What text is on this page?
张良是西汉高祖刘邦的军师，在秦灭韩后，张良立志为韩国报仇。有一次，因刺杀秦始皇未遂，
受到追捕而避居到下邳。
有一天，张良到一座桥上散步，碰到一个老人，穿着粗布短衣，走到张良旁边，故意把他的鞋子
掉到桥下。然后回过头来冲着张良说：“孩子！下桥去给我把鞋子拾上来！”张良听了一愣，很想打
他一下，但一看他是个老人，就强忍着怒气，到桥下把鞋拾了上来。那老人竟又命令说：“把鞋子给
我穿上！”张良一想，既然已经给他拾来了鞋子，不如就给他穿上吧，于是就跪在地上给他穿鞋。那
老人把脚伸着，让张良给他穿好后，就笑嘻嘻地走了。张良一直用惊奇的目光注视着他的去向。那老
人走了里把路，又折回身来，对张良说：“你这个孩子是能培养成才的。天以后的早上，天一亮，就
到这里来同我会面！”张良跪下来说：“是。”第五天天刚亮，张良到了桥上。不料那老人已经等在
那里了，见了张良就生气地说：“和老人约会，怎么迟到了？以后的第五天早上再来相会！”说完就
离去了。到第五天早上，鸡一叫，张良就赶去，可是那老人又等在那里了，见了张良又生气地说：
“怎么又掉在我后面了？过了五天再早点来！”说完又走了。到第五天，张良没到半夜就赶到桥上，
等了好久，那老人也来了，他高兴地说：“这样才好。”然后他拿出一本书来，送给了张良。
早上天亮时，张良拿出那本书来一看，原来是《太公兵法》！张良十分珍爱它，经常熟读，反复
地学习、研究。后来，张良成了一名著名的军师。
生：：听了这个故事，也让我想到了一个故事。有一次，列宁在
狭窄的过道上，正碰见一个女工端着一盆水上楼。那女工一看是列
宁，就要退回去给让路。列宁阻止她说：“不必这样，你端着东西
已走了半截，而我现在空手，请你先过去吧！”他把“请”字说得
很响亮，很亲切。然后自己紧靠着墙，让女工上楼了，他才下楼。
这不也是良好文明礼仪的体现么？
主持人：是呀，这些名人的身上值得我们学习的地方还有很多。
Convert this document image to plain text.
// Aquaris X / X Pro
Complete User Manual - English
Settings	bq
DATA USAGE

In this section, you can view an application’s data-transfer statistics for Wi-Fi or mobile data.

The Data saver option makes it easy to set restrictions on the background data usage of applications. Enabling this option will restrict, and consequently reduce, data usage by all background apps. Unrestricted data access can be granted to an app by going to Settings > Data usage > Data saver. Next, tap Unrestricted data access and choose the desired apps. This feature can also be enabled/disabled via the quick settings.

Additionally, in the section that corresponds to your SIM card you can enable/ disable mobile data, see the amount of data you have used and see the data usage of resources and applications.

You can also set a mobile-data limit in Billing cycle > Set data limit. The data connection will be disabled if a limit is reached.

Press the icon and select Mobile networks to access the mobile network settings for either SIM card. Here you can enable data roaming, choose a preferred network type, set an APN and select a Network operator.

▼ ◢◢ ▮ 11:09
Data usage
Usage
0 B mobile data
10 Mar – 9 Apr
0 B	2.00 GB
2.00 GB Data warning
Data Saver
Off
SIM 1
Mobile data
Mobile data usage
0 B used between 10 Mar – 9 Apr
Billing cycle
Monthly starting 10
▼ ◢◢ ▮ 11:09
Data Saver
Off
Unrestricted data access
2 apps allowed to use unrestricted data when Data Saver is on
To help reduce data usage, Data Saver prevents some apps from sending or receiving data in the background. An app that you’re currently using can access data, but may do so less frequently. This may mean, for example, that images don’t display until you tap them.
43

====

Reproduce each entry exactly, leaving out nothing.

Solution to this problem:
What text is on this page?
张良是西汉高祖刘邦的军师，在秦灭韩后，张良立志为韩国报仇。有一次，因刺杀秦始皇未遂，
受到追捕而避居到下邳。
有一天，张良到一座桥上散步，碰到一个老人，穿着粗布短衣，走到张良旁边，故意把他的鞋子
掉到桥下。然后回过头来冲着张良说：“孩子！下桥去给我把鞋子拾上来！”张良听了一愣，很想打
他一下，但一看他是个老人，就强忍着怒气，到桥下把鞋拾了上来。那老人竟又命令说：“把鞋子给
我穿上！”张良一想，既然已经给他拾来了鞋子，不如就给他穿上吧，于是就跪在地上给他穿鞋。那
老人把脚伸着，让张良给他穿好后，就笑嘻嘻地走了。张良一直用惊奇的目光注视着他的去向。那老
人走了里把路，又折回身来，对张良说：“你这个孩子是能培养成才的。天以后的早上，天一亮，就
到这里来同我会面！”张良跪下来说：“是。”第五天天刚亮，张良到了桥上。不料那老人已经等在
那里了，见了张良就生气地说：“和老人约会，怎么迟到了？以后的第五天早上再来相会！”说完就
离去了。到第五天早上，鸡一叫，张良就赶去，可是那老人又等在那里了，见了张良又生气地说：
“怎么又掉在我后面了？过了五天再早点来！”说完又走了。到第五天，张良没到半夜就赶到桥上，
等了好久，那老人也来了，他高兴地说：“这样才好。”然后他拿出一本书来，送给了张良。
早上天亮时，张良拿出那本书来一看，原来是《太公兵法》！张良十分珍爱它，经常熟读，反复
地学习、研究。后来，张良成了一名著名的军师。
生：：听了这个故事，也让我想到了一个故事。有一次，列宁在
狭窄的过道上，正碰见一个女工端着一盆水上楼。那女工一看是列
宁，就要退回去给让路。列宁阻止她说：“不必这样，你端着东西
已走了半截，而我现在空手，请你先过去吧！”他把“请”字说得
很响亮，很亲切。然后自己紧靠着墙，让女工上楼了，他才下楼。
这不也是良好文明礼仪的体现么？
主持人：是呀，这些名人的身上值得我们学习的地方还有很多。
Convert this document image to plain text.
// Aquaris X / X Pro
Complete User Manual - English
Settings	bq
DATA USAGE

In this section, you can view an application’s data-transfer statistics for Wi-Fi or mobile data.

The Data saver option makes it easy to set restrictions on the background data usage of applications. Enabling this option will restrict, and consequently reduce, data usage by all background apps. Unrestricted data access can be granted to an app by going to Settings > Data usage > Data saver. Next, tap Unrestricted data access and choose the desired apps. This feature can also be enabled/disabled via the quick settings.

Additionally, in the section that corresponds to your SIM card you can enable/ disable mobile data, see the amount of data you have used and see the data usage of resources and applications.

You can also set a mobile-data limit in Billing cycle > Set data limit. The data connection will be disabled if a limit is reached.

Press the icon and select Mobile networks to access the mobile network settings for either SIM card. Here you can enable data roaming, choose a preferred network type, set an APN and select a Network operator.

▼ ◢◢ ▮ 11:09
Data usage
Usage
0 B mobile data
10 Mar – 9 Apr
0 B	2.00 GB
2.00 GB Data warning
Data Saver
Off
SIM 1
Mobile data
Mobile data usage
0 B used between 10 Mar – 9 Apr
Billing cycle
Monthly starting 10
▼ ◢◢ ▮ 11:09
Data Saver
Off
Unrestricted data access
2 apps allowed to use unrestricted data when Data Saver is on
To help reduce data usage, Data Saver prevents some apps from sending or receiving data in the background. An app that you’re currently using can access data, but may do so less frequently. This may mean, for example, that images don’t display until you tap them.
43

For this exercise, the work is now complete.